[Directive] What is the number of lines in the data holding the word "bili"? Give that number by itself.
**********
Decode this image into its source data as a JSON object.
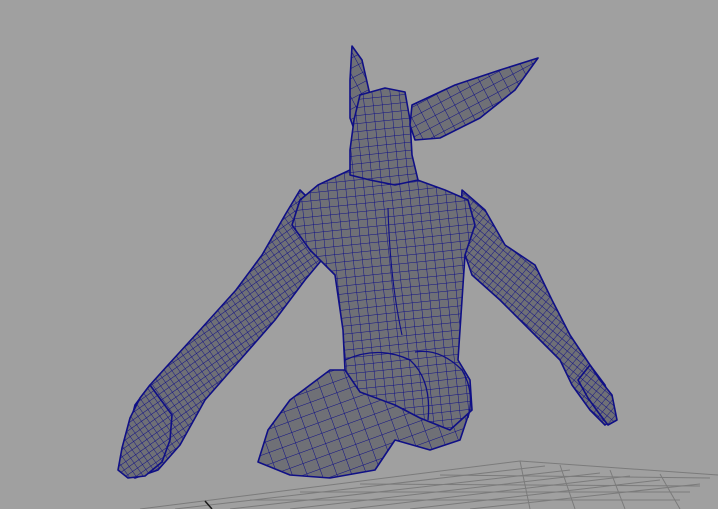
{
  "viewport": {
    "background": "#a0a0a0",
    "mesh_face_color": "#6f7076",
    "mesh_wire_color": "#0f0f86",
    "grid_color": "#7b7b7b",
    "grid_axis_color": "#1a1a1a"
  }
}
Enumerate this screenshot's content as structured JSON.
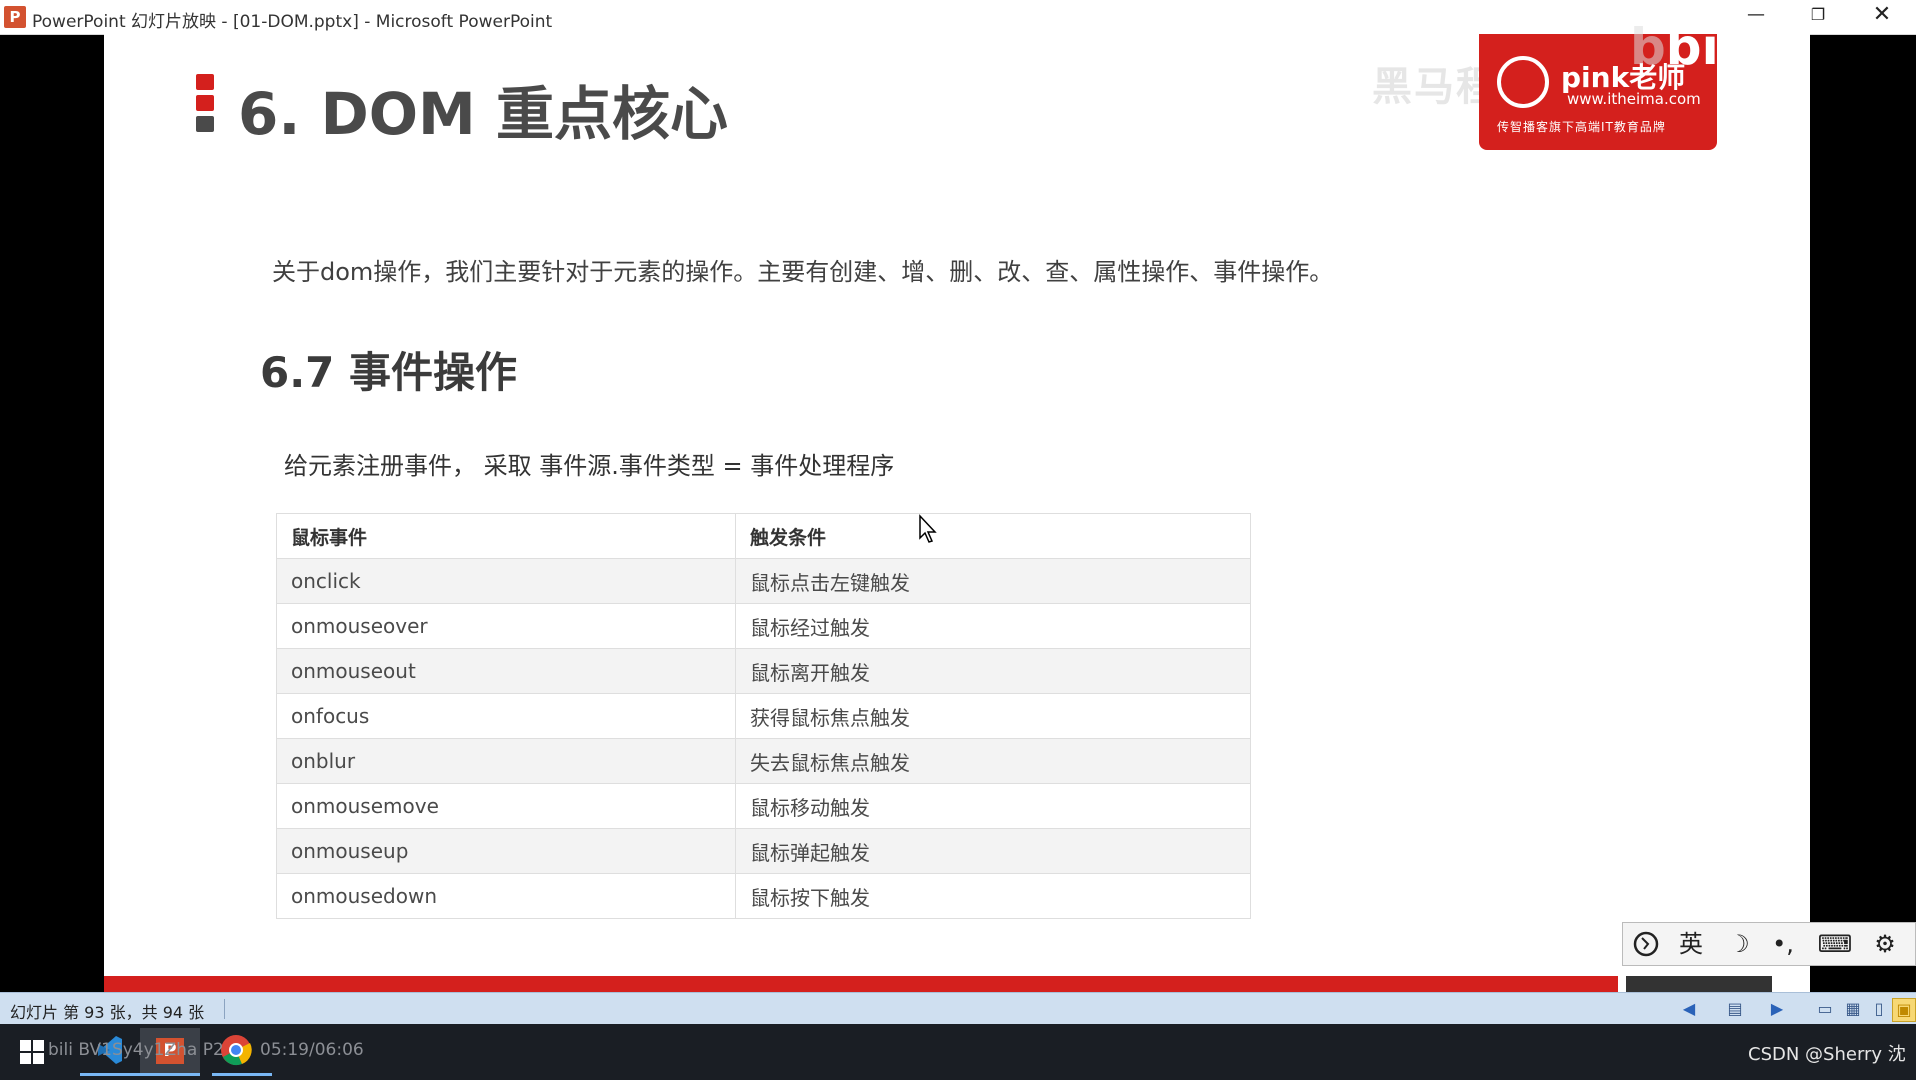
{
  "window": {
    "app_icon": "P",
    "title": "PowerPoint 幻灯片放映 - [01-DOM.pptx] - Microsoft PowerPoint",
    "minimize": "—",
    "restore": "❐",
    "close": "✕"
  },
  "slide": {
    "heading": "6. DOM 重点核心",
    "intro": "关于dom操作，我们主要针对于元素的操作。主要有创建、增、删、改、查、属性操作、事件操作。",
    "subheading": "6.7 事件操作",
    "rule": "给元素注册事件， 采取 事件源.事件类型 = 事件处理程序",
    "table": {
      "headers": [
        "鼠标事件",
        "触发条件"
      ],
      "rows": [
        [
          "onclick",
          "鼠标点击左键触发"
        ],
        [
          "onmouseover",
          "鼠标经过触发"
        ],
        [
          "onmouseout",
          "鼠标离开触发"
        ],
        [
          "onfocus",
          "获得鼠标焦点触发"
        ],
        [
          "onblur",
          "失去鼠标焦点触发"
        ],
        [
          "onmousemove",
          "鼠标移动触发"
        ],
        [
          "onmouseup",
          "鼠标弹起触发"
        ],
        [
          "onmousedown",
          "鼠标按下触发"
        ]
      ]
    },
    "brand": {
      "name": "pink老师",
      "url": "www.itheima.com",
      "slogan": "传智播客旗下高端IT教育品牌",
      "watermark": "黑马程序员",
      "bili": "bili"
    },
    "marker_colors": [
      "#d4201d",
      "#4a4a4a"
    ],
    "accent_color": "#d4201d"
  },
  "ime": {
    "lang": "英",
    "items": [
      "moon-icon",
      "punctuation-icon",
      "keyboard-icon",
      "gear-icon"
    ]
  },
  "statusbar": {
    "slide_counter": "幻灯片 第 93 张，共 94 张"
  },
  "taskbar": {
    "overlay_text": "bili BV1Sy4y1Zha P2",
    "time_text": "05:19/06:06",
    "csdn": "CSDN @Sherry 沈"
  }
}
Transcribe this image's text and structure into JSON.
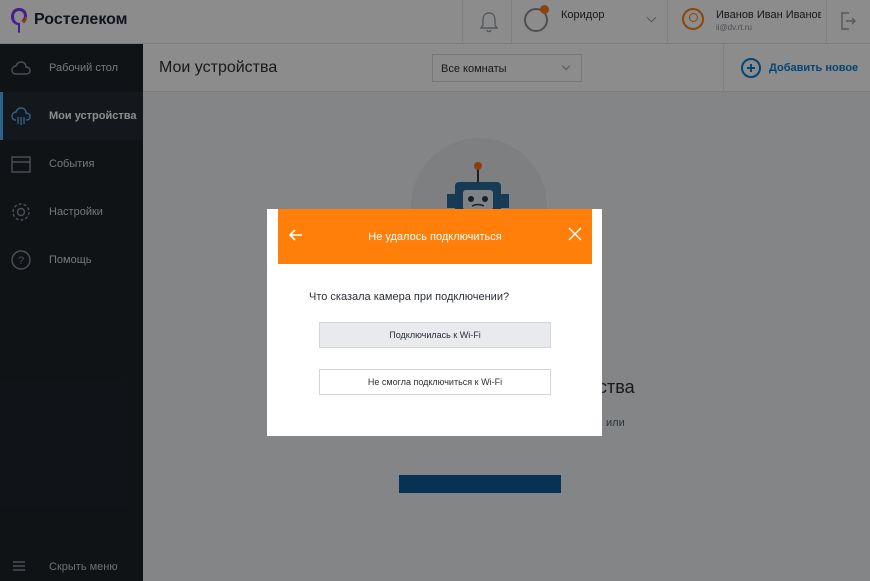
{
  "header": {
    "brand": "Ростелеком",
    "room_selector": {
      "label": "Коридор"
    },
    "user": {
      "name": "Иванов Иван Иванович",
      "email": "ii@dv.rt.ru"
    }
  },
  "sidebar": {
    "items": [
      {
        "label": "Рабочий стол",
        "icon": "cloud-icon"
      },
      {
        "label": "Мои устройства",
        "icon": "cloud-devices-icon",
        "active": true
      },
      {
        "label": "События",
        "icon": "calendar-icon"
      },
      {
        "label": "Настройки",
        "icon": "gear-icon"
      },
      {
        "label": "Помощь",
        "icon": "help-icon"
      }
    ],
    "hide_menu_label": "Скрыть меню"
  },
  "main": {
    "title": "Мои устройства",
    "filter": {
      "value": "Все комнаты"
    },
    "add_new_label": "Добавить новое",
    "empty_title": "ства",
    "empty_text": "или"
  },
  "modal": {
    "title": "Не удалось подключиться",
    "question": "Что сказала камера при подключении?",
    "options": [
      "Подключилась к Wi-Fi",
      "Не смогла подключиться к Wi-Fi"
    ]
  },
  "colors": {
    "accent_orange": "#ff7f0a",
    "link_blue": "#0a7fd6",
    "sidebar_bg": "#1d2329"
  }
}
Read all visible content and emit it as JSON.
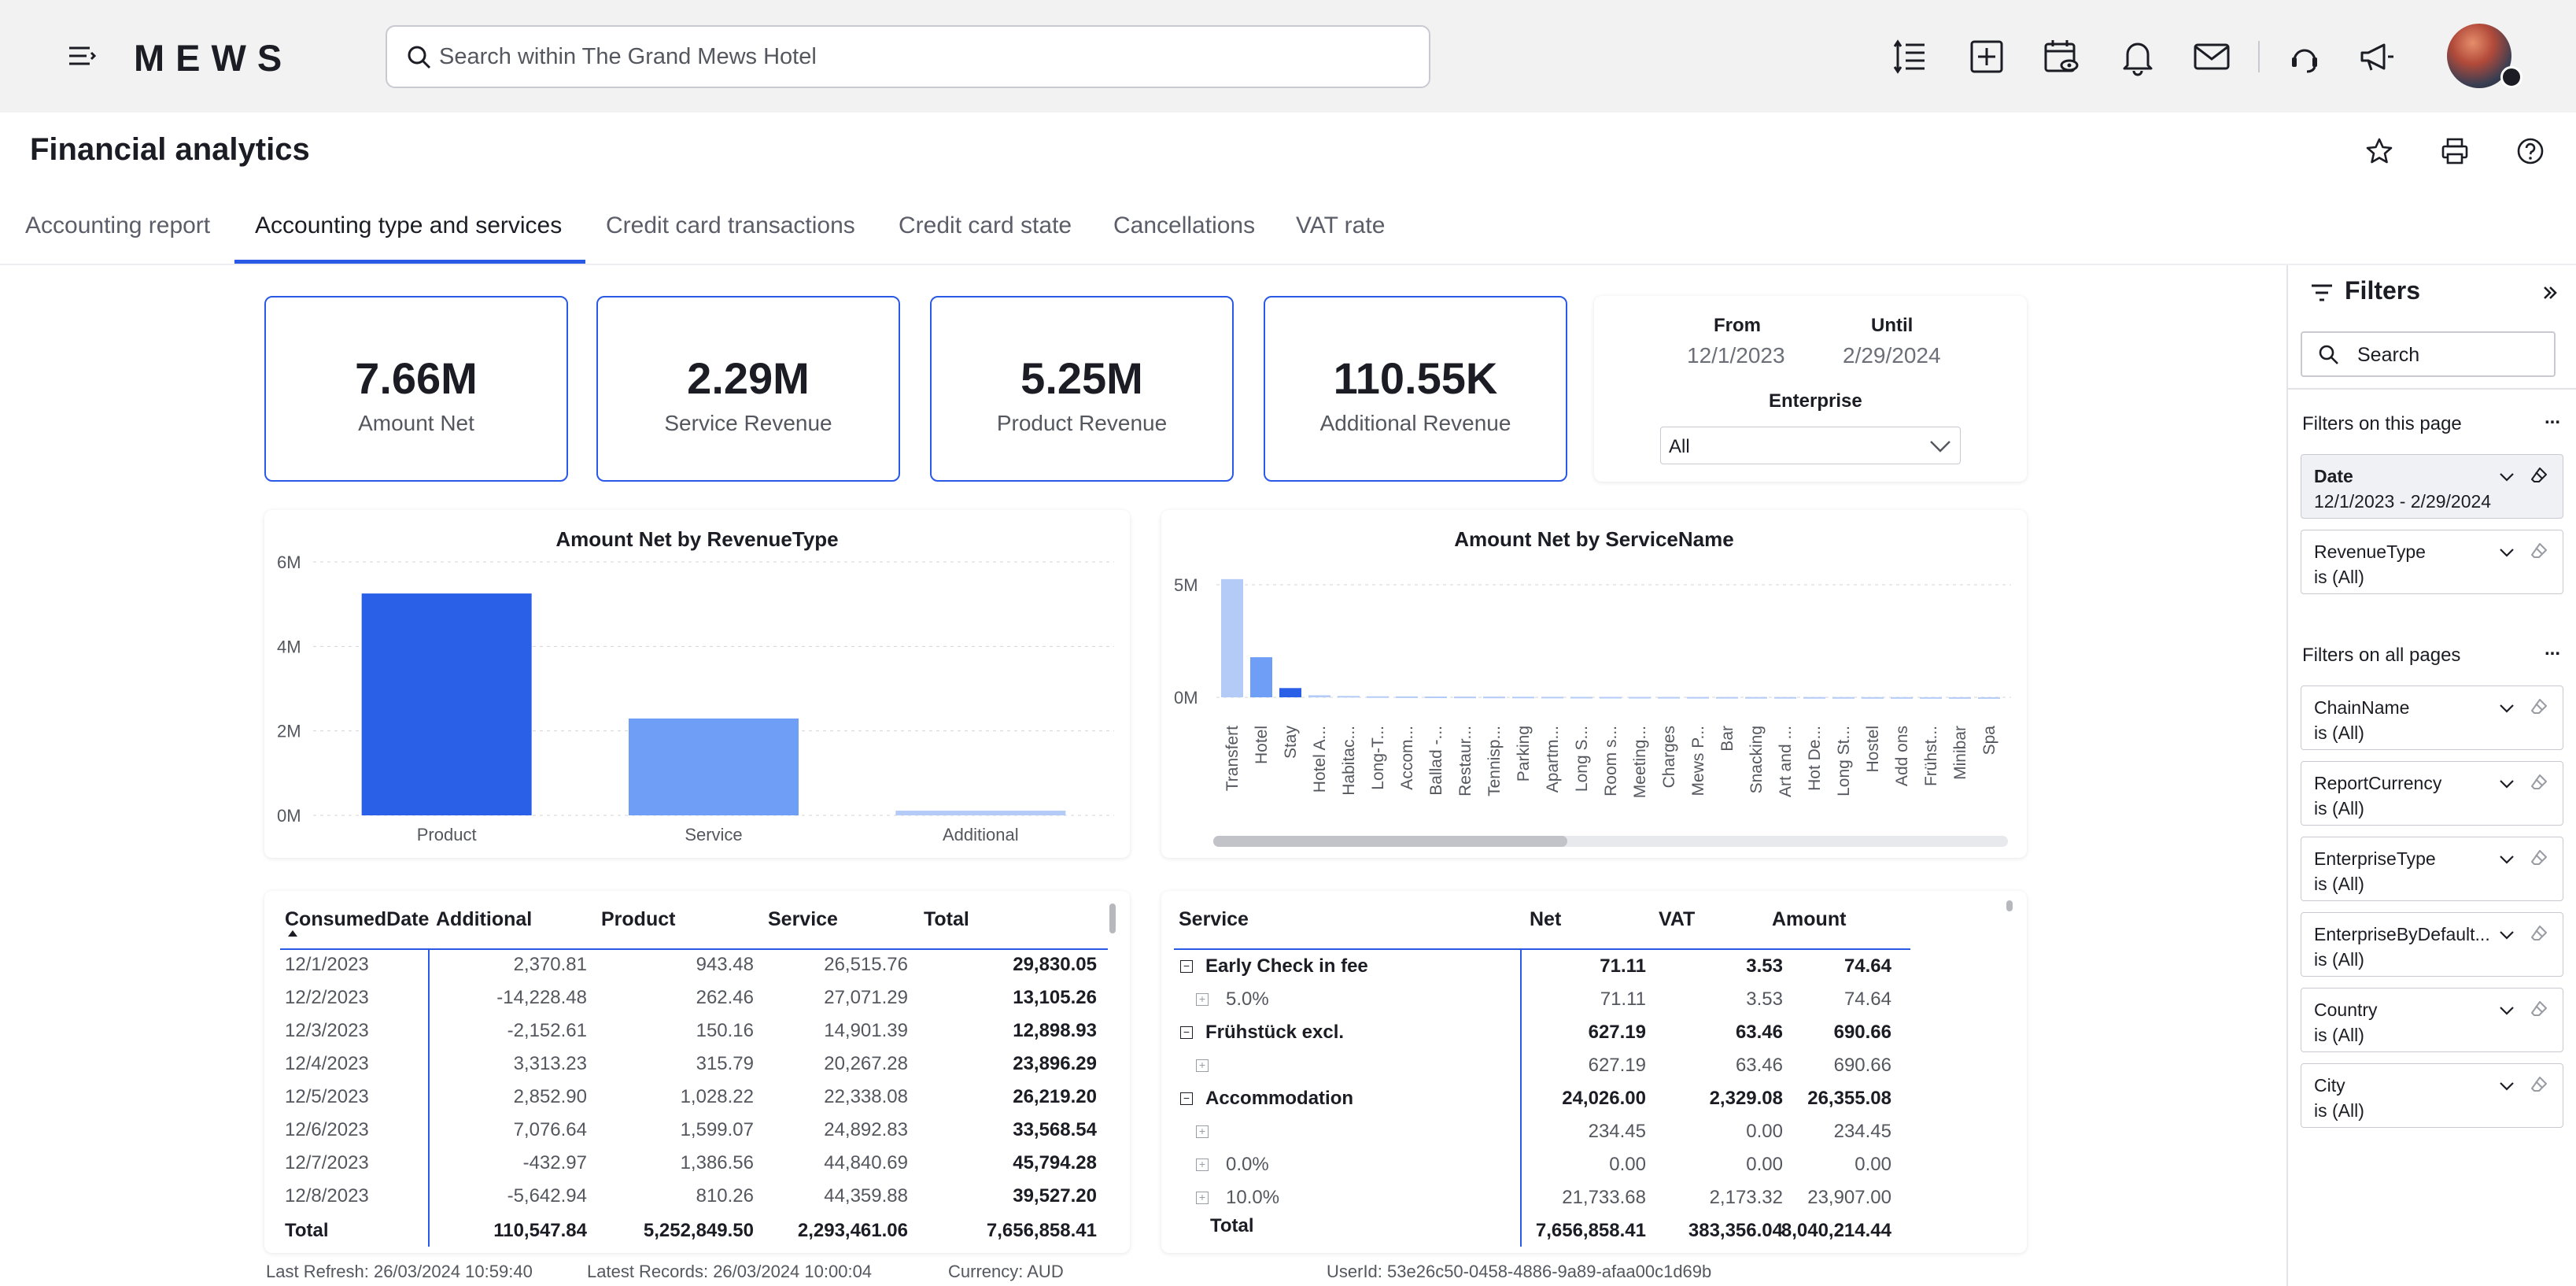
**********
[Answer to the exercise] 2